> [Goal] Gather the lines below that include the string "Toxicity", copying each in full.

========================================================================

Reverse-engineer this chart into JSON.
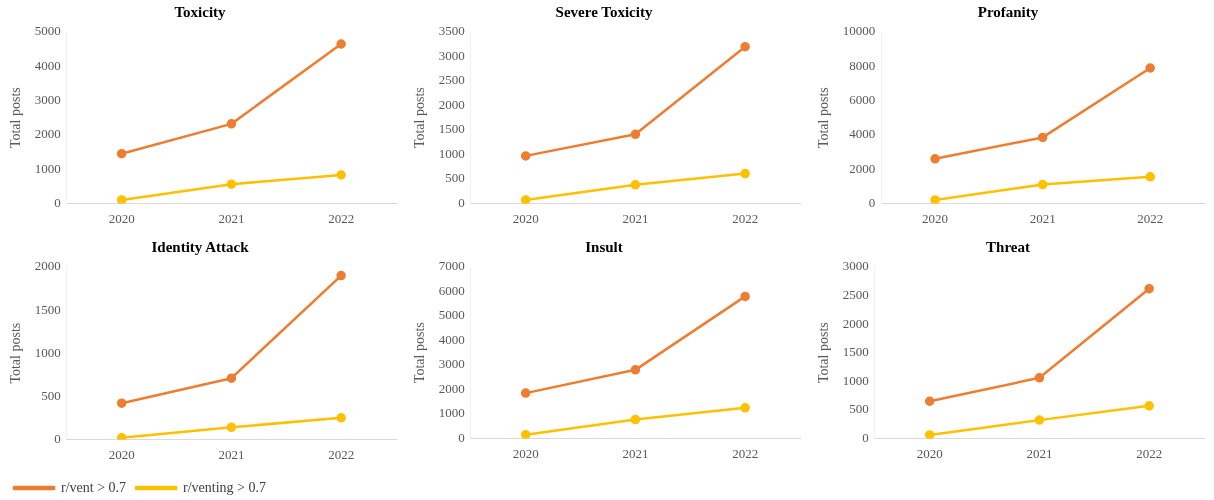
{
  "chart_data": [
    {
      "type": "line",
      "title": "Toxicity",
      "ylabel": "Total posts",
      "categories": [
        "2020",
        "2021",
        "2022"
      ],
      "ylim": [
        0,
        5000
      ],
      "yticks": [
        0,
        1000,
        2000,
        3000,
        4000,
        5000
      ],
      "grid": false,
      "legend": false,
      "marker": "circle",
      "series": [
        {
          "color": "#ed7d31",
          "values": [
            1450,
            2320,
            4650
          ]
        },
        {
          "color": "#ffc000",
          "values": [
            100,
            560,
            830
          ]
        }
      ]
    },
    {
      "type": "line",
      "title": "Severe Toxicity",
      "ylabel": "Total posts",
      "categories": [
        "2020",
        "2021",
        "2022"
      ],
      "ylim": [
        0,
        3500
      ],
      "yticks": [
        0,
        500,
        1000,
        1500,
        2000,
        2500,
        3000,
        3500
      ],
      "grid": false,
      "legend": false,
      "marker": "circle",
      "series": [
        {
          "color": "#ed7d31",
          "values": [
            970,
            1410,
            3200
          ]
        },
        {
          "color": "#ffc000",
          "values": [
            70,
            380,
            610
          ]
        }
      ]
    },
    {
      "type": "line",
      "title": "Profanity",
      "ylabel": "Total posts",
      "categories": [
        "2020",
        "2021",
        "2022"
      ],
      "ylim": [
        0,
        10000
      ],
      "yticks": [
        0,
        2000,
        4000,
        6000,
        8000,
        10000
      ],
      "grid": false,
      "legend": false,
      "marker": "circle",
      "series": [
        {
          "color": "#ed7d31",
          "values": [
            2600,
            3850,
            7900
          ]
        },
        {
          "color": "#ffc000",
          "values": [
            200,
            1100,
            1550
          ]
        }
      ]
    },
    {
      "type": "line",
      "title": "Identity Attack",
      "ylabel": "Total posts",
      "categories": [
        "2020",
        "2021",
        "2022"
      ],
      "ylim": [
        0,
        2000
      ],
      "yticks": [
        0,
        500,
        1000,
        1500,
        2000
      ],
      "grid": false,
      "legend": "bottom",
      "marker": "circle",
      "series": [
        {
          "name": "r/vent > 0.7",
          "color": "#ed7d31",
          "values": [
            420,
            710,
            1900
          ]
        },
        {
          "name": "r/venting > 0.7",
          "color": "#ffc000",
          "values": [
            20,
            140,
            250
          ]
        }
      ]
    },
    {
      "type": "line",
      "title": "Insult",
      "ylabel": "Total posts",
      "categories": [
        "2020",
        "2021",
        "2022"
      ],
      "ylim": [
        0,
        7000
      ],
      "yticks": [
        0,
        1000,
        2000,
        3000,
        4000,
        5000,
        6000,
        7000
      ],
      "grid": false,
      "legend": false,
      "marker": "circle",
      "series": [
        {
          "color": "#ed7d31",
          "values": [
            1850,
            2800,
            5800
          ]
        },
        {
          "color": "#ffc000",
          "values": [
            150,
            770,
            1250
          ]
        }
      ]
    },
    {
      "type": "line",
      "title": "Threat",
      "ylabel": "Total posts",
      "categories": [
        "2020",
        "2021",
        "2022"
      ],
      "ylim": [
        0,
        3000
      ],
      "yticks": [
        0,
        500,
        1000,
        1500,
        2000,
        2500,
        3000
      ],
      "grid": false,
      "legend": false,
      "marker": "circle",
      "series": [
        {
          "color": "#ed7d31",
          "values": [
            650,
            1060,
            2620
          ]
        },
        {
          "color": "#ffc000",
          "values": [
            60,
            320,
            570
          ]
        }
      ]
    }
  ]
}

========================================================================

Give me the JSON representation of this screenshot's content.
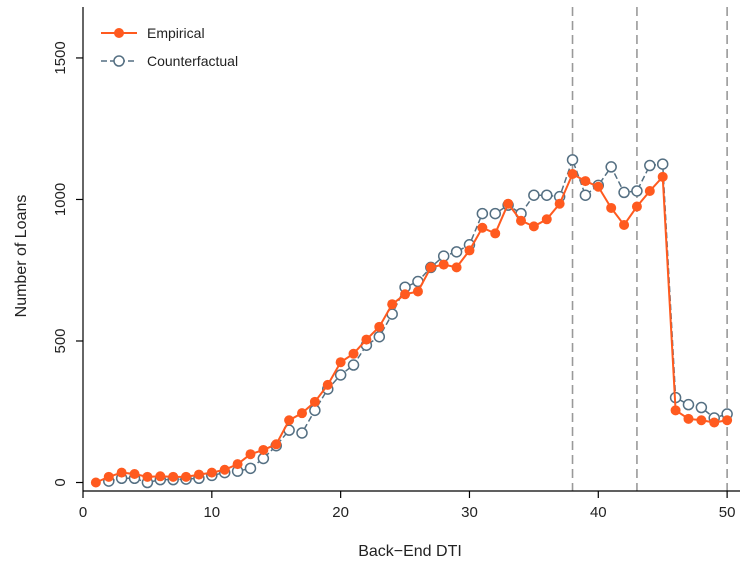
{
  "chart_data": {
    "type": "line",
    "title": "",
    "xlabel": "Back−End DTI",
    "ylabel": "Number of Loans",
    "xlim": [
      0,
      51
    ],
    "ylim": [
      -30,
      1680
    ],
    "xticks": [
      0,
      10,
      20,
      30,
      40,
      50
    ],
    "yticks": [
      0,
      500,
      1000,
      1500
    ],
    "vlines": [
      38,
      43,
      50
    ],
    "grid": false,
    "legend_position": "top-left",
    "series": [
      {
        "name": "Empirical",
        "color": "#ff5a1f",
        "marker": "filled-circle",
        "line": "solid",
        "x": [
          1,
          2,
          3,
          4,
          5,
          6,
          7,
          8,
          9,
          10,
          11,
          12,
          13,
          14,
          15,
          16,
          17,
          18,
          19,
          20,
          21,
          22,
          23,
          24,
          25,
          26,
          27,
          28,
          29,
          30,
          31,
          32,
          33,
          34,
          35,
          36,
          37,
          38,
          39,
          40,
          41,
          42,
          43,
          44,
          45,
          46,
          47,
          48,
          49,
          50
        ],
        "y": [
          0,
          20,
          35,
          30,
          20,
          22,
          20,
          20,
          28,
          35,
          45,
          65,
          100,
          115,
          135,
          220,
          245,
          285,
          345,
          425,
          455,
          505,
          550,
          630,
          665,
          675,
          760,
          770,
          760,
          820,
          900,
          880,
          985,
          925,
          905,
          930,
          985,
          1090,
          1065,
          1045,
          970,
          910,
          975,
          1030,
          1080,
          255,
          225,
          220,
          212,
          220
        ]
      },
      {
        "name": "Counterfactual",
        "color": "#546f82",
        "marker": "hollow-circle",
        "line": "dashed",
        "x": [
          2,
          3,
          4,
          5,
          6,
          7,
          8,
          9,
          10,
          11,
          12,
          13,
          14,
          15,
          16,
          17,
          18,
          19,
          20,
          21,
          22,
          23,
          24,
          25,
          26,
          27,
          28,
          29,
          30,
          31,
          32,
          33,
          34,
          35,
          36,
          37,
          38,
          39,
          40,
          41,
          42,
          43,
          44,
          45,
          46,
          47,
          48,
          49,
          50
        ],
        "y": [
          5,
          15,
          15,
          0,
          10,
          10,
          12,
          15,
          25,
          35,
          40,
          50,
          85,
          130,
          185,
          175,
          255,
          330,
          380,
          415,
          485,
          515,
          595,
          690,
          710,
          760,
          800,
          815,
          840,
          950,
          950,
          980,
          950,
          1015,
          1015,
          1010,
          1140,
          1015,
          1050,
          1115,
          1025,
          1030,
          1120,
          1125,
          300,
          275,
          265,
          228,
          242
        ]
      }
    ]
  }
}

========================================================================

> [Answer below]
      "title": "Toxicity",
      "title": "Severe Toxicity",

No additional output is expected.